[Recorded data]
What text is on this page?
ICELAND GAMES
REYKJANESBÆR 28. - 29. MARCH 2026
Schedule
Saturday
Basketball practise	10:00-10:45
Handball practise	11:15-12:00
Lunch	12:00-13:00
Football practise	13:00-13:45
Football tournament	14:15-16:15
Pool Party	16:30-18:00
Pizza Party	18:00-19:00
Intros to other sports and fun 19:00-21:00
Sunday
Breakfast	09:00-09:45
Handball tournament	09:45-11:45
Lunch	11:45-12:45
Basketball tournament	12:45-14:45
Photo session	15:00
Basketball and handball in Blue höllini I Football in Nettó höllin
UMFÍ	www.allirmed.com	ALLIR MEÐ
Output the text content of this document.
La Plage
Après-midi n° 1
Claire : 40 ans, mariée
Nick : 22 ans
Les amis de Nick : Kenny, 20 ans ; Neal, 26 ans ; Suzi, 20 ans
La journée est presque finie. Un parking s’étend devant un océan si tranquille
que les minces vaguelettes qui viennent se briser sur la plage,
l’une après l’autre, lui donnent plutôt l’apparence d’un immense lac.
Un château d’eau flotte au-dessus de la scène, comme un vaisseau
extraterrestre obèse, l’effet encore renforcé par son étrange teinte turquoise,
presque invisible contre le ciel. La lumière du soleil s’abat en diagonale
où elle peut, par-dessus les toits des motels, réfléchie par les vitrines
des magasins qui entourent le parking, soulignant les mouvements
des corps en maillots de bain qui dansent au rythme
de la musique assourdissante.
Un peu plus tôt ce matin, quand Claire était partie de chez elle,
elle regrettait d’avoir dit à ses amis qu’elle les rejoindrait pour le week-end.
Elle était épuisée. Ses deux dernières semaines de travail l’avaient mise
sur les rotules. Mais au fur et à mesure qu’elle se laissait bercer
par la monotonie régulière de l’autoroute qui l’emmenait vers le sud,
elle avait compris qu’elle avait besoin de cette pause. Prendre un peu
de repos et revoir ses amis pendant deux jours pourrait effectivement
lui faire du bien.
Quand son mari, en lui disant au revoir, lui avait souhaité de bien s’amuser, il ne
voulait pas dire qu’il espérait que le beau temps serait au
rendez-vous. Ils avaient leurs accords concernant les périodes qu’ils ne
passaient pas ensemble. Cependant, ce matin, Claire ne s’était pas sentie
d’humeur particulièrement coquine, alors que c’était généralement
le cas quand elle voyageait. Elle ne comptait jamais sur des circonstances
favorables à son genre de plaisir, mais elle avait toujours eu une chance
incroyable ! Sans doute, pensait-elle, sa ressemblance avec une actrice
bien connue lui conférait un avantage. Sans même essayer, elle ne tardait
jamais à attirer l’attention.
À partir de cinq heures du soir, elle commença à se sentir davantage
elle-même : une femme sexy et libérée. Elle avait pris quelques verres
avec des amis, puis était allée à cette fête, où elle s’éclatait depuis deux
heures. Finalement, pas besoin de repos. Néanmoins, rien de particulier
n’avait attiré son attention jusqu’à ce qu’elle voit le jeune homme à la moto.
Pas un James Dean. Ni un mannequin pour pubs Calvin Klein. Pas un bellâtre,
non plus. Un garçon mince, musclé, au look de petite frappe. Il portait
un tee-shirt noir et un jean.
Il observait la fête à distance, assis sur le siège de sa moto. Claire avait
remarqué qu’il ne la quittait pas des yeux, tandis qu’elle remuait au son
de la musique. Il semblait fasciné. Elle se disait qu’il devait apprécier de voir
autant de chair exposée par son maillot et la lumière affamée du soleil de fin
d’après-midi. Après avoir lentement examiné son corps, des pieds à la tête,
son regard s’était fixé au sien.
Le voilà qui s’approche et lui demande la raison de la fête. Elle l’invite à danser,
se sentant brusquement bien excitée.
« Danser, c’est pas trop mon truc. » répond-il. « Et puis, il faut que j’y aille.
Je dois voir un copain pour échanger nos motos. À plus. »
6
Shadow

*Objective*
Extract all of the data exactly as written.

*Result for this exercise*
What text is on this page?
ICELAND GAMES
REYKJANESBÆR 28. - 29. MARCH 2026
Schedule
Saturday
Basketball practise	10:00-10:45
Handball practise	11:15-12:00
Lunch	12:00-13:00
Football practise	13:00-13:45
Football tournament	14:15-16:15
Pool Party	16:30-18:00
Pizza Party	18:00-19:00
Intros to other sports and fun 19:00-21:00
Sunday
Breakfast	09:00-09:45
Handball tournament	09:45-11:45
Lunch	11:45-12:45
Basketball tournament	12:45-14:45
Photo session	15:00
Basketball and handball in Blue höllini I Football in Nettó höllin
UMFÍ	www.allirmed.com	ALLIR MEÐ
Output the text content of this document.
La Plage
Après-midi n° 1
Claire : 40 ans, mariée
Nick : 22 ans
Les amis de Nick : Kenny, 20 ans ; Neal, 26 ans ; Suzi, 20 ans
La journée est presque finie. Un parking s’étend devant un océan si tranquille
que les minces vaguelettes qui viennent se briser sur la plage,
l’une après l’autre, lui donnent plutôt l’apparence d’un immense lac.
Un château d’eau flotte au-dessus de la scène, comme un vaisseau
extraterrestre obèse, l’effet encore renforcé par son étrange teinte turquoise,
presque invisible contre le ciel. La lumière du soleil s’abat en diagonale
où elle peut, par-dessus les toits des motels, réfléchie par les vitrines
des magasins qui entourent le parking, soulignant les mouvements
des corps en maillots de bain qui dansent au rythme
de la musique assourdissante.
Un peu plus tôt ce matin, quand Claire était partie de chez elle,
elle regrettait d’avoir dit à ses amis qu’elle les rejoindrait pour le week-end.
Elle était épuisée. Ses deux dernières semaines de travail l’avaient mise
sur les rotules. Mais au fur et à mesure qu’elle se laissait bercer
par la monotonie régulière de l’autoroute qui l’emmenait vers le sud,
elle avait compris qu’elle avait besoin de cette pause. Prendre un peu
de repos et revoir ses amis pendant deux jours pourrait effectivement
lui faire du bien.
Quand son mari, en lui disant au revoir, lui avait souhaité de bien s’amuser, il ne
voulait pas dire qu’il espérait que le beau temps serait au
rendez-vous. Ils avaient leurs accords concernant les périodes qu’ils ne
passaient pas ensemble. Cependant, ce matin, Claire ne s’était pas sentie
d’humeur particulièrement coquine, alors que c’était généralement
le cas quand elle voyageait. Elle ne comptait jamais sur des circonstances
favorables à son genre de plaisir, mais elle avait toujours eu une chance
incroyable ! Sans doute, pensait-elle, sa ressemblance avec une actrice
bien connue lui conférait un avantage. Sans même essayer, elle ne tardait
jamais à attirer l’attention.
À partir de cinq heures du soir, elle commença à se sentir davantage
elle-même : une femme sexy et libérée. Elle avait pris quelques verres
avec des amis, puis était allée à cette fête, où elle s’éclatait depuis deux
heures. Finalement, pas besoin de repos. Néanmoins, rien de particulier
n’avait attiré son attention jusqu’à ce qu’elle voit le jeune homme à la moto.
Pas un James Dean. Ni un mannequin pour pubs Calvin Klein. Pas un bellâtre,
non plus. Un garçon mince, musclé, au look de petite frappe. Il portait
un tee-shirt noir et un jean.
Il observait la fête à distance, assis sur le siège de sa moto. Claire avait
remarqué qu’il ne la quittait pas des yeux, tandis qu’elle remuait au son
de la musique. Il semblait fasciné. Elle se disait qu’il devait apprécier de voir
autant de chair exposée par son maillot et la lumière affamée du soleil de fin
d’après-midi. Après avoir lentement examiné son corps, des pieds à la tête,
son regard s’était fixé au sien.
Le voilà qui s’approche et lui demande la raison de la fête. Elle l’invite à danser,
se sentant brusquement bien excitée.
« Danser, c’est pas trop mon truc. » répond-il. « Et puis, il faut que j’y aille.
Je dois voir un copain pour échanger nos motos. À plus. »
6
Shadow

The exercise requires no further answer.